> **Task statement**
An exact copy of every record, without the pictures, is what should come back.

══ Records provided ══

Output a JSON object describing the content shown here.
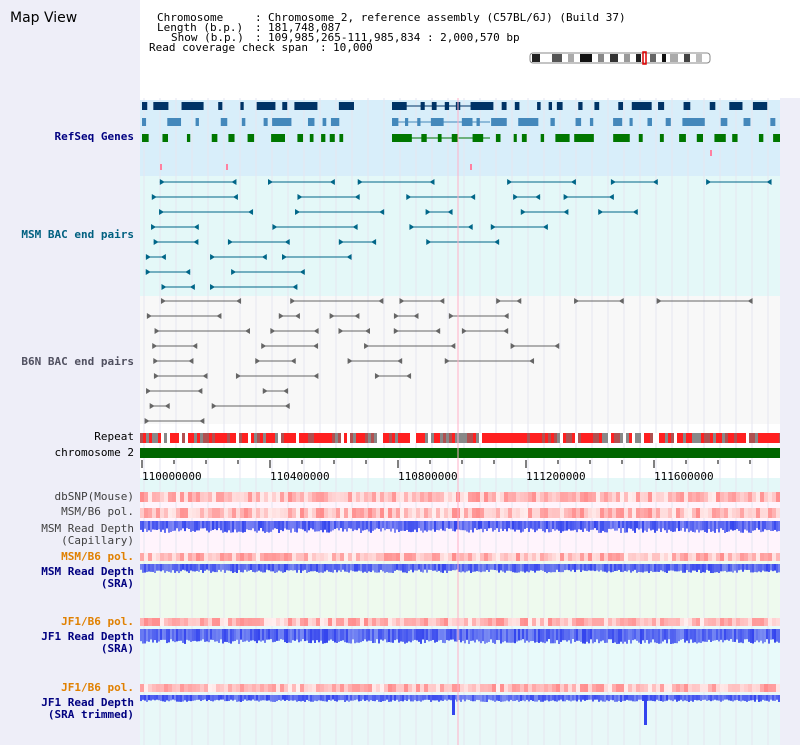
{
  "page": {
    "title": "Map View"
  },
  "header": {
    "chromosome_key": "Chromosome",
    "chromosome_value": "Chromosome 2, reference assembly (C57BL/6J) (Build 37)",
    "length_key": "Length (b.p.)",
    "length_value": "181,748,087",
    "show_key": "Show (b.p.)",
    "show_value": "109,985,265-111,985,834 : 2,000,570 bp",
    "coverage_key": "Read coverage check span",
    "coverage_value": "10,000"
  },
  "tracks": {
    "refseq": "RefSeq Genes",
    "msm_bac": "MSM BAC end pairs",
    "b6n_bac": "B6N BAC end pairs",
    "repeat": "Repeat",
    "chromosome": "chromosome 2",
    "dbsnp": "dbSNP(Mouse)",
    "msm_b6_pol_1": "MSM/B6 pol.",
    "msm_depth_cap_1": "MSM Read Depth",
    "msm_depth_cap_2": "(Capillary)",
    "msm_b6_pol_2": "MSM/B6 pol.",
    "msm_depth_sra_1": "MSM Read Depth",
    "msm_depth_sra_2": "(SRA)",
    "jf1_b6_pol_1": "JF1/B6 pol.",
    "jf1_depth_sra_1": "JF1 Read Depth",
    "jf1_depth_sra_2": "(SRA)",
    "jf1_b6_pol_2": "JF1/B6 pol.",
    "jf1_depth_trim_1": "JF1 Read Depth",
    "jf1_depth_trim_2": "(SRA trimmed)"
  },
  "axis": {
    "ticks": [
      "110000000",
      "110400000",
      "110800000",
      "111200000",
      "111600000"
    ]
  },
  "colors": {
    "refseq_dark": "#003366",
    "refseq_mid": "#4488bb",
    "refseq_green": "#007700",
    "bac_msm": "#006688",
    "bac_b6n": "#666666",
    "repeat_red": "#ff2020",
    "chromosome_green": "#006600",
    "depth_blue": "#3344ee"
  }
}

═══

> **Answer to the exercise**
Output a JSON object describing the content shown here.
{
  "page": {
    "title": "Map View"
  },
  "header": {
    "chromosome_key": "Chromosome",
    "chromosome_value": "Chromosome 2, reference assembly (C57BL/6J) (Build 37)",
    "length_key": "Length (b.p.)",
    "length_value": "181,748,087",
    "show_key": "Show (b.p.)",
    "show_value": "109,985,265-111,985,834 : 2,000,570 bp",
    "coverage_key": "Read coverage check span",
    "coverage_value": "10,000"
  },
  "tracks": {
    "refseq": "RefSeq Genes",
    "msm_bac": "MSM BAC end pairs",
    "b6n_bac": "B6N BAC end pairs",
    "repeat": "Repeat",
    "chromosome": "chromosome 2",
    "dbsnp": "dbSNP(Mouse)",
    "msm_b6_pol_1": "MSM/B6 pol.",
    "msm_depth_cap_1": "MSM Read Depth",
    "msm_depth_cap_2": "(Capillary)",
    "msm_b6_pol_2": "MSM/B6 pol.",
    "msm_depth_sra_1": "MSM Read Depth",
    "msm_depth_sra_2": "(SRA)",
    "jf1_b6_pol_1": "JF1/B6 pol.",
    "jf1_depth_sra_1": "JF1 Read Depth",
    "jf1_depth_sra_2": "(SRA)",
    "jf1_b6_pol_2": "JF1/B6 pol.",
    "jf1_depth_trim_1": "JF1 Read Depth",
    "jf1_depth_trim_2": "(SRA trimmed)"
  },
  "axis": {
    "ticks": [
      "110000000",
      "110400000",
      "110800000",
      "111200000",
      "111600000"
    ]
  },
  "colors": {
    "refseq_dark": "#003366",
    "refseq_mid": "#4488bb",
    "refseq_green": "#007700",
    "bac_msm": "#006688",
    "bac_b6n": "#666666",
    "repeat_red": "#ff2020",
    "chromosome_green": "#006600",
    "depth_blue": "#3344ee"
  }
}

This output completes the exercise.